:: Given problem ::
Could you print all the entries exactly?

:: Records for this task ::
○ ○ ○ ○ ○ ○ ○

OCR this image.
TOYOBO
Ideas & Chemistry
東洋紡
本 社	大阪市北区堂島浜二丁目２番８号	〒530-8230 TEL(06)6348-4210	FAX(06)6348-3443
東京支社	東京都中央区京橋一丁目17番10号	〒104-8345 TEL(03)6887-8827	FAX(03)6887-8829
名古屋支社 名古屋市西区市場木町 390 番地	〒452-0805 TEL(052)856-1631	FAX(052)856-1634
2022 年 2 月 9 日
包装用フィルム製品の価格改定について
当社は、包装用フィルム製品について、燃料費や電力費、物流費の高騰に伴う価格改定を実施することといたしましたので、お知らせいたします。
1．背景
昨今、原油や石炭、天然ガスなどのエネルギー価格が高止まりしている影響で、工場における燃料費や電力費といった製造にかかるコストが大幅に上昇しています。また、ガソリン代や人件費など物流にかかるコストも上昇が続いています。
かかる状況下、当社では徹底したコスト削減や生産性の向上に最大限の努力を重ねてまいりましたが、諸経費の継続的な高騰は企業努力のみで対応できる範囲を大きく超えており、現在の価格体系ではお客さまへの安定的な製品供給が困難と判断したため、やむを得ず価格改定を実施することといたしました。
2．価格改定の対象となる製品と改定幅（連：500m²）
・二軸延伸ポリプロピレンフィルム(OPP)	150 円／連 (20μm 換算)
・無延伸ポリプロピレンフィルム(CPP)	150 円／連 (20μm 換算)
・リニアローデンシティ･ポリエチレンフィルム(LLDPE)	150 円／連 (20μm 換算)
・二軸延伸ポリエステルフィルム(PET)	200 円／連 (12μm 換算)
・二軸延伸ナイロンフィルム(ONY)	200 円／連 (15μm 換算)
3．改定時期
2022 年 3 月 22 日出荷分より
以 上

○ ○ ○ ○ ○ ○ ○

:: Response to this task ::
OCR this image.
TOYOBO
Ideas & Chemistry
東洋紡
本 社	大阪市北区堂島浜二丁目２番８号	〒530-8230 TEL(06)6348-4210	FAX(06)6348-3443
東京支社	東京都中央区京橋一丁目17番10号	〒104-8345 TEL(03)6887-8827	FAX(03)6887-8829
名古屋支社 名古屋市西区市場木町 390 番地	〒452-0805 TEL(052)856-1631	FAX(052)856-1634
2022 年 2 月 9 日
包装用フィルム製品の価格改定について
当社は、包装用フィルム製品について、燃料費や電力費、物流費の高騰に伴う価格改定を実施することといたしましたので、お知らせいたします。
1．背景
昨今、原油や石炭、天然ガスなどのエネルギー価格が高止まりしている影響で、工場における燃料費や電力費といった製造にかかるコストが大幅に上昇しています。また、ガソリン代や人件費など物流にかかるコストも上昇が続いています。
かかる状況下、当社では徹底したコスト削減や生産性の向上に最大限の努力を重ねてまいりましたが、諸経費の継続的な高騰は企業努力のみで対応できる範囲を大きく超えており、現在の価格体系ではお客さまへの安定的な製品供給が困難と判断したため、やむを得ず価格改定を実施することといたしました。
2．価格改定の対象となる製品と改定幅（連：500m²）
・二軸延伸ポリプロピレンフィルム(OPP)	150 円／連 (20μm 換算)
・無延伸ポリプロピレンフィルム(CPP)	150 円／連 (20μm 換算)
・リニアローデンシティ･ポリエチレンフィルム(LLDPE)	150 円／連 (20μm 換算)
・二軸延伸ポリエステルフィルム(PET)	200 円／連 (12μm 換算)
・二軸延伸ナイロンフィルム(ONY)	200 円／連 (15μm 換算)
3．改定時期
2022 年 3 月 22 日出荷分より
以 上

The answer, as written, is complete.